**What is required**
Look through the material below for "năng". Copy every line that contains it.

Stored data
*****
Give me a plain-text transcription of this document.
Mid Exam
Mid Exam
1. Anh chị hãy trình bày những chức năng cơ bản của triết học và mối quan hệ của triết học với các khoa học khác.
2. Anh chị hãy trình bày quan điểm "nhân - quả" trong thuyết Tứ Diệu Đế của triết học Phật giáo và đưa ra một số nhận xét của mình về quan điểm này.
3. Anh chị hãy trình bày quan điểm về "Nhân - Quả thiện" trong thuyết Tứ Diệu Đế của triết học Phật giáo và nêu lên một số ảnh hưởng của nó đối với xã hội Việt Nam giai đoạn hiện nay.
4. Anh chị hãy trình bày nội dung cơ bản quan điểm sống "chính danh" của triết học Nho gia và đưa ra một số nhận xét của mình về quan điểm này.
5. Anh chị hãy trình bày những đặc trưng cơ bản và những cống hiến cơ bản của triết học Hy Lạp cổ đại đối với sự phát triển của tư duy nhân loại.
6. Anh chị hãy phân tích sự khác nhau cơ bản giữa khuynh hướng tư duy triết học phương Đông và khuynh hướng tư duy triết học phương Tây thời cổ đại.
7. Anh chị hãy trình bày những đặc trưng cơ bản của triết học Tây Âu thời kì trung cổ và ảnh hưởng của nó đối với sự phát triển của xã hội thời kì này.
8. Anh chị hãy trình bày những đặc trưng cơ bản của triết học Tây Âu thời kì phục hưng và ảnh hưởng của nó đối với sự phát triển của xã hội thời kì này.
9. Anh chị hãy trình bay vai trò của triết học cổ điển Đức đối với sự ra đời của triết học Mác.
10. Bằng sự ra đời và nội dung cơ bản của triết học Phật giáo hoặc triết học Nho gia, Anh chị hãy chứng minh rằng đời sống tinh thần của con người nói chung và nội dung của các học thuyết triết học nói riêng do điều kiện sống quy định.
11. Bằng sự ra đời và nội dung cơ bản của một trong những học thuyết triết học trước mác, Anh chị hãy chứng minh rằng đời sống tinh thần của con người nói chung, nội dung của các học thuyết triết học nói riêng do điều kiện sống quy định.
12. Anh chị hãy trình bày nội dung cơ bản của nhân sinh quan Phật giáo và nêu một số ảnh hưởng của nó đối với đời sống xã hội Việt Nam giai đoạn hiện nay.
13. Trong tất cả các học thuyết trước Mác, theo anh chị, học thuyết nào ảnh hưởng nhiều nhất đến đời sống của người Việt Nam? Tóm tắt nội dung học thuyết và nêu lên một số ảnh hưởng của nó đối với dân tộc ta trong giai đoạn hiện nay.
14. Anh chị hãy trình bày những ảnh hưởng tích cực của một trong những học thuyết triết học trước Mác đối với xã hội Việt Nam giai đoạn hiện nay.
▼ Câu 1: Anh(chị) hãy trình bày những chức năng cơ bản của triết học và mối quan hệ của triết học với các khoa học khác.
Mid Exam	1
*****
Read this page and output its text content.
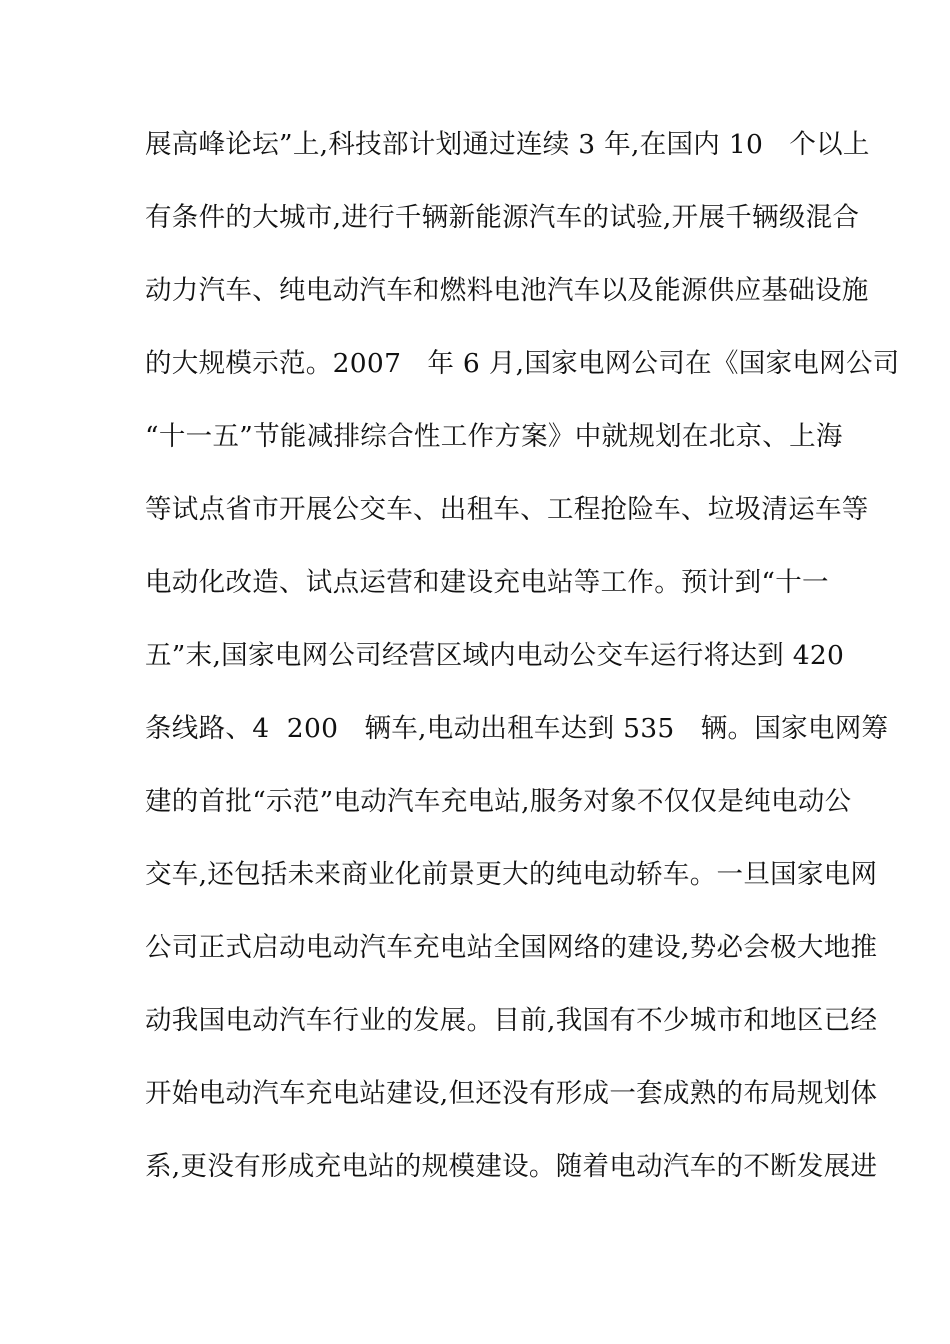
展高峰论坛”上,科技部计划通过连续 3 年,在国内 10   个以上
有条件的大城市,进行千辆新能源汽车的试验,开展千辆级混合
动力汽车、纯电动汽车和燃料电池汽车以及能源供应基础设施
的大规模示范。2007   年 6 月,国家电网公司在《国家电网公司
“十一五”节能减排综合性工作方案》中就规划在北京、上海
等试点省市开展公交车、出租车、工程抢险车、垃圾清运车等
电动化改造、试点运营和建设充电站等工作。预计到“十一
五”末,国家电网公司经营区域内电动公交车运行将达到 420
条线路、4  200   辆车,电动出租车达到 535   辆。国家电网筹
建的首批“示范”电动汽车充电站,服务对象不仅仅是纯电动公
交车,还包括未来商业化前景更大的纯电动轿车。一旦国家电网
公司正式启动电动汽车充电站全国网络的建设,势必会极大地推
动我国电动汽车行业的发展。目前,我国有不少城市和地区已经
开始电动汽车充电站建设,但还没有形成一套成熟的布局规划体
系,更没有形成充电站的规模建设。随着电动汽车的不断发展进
*****
**Result for this exercise**
1. Anh chị hãy trình bày những chức năng cơ bản của triết học và mối quan hệ của triết học với các khoa học khác.
▼ Câu 1: Anh(chị) hãy trình bày những chức năng cơ bản của triết học và mối quan hệ của triết học với các khoa học khác.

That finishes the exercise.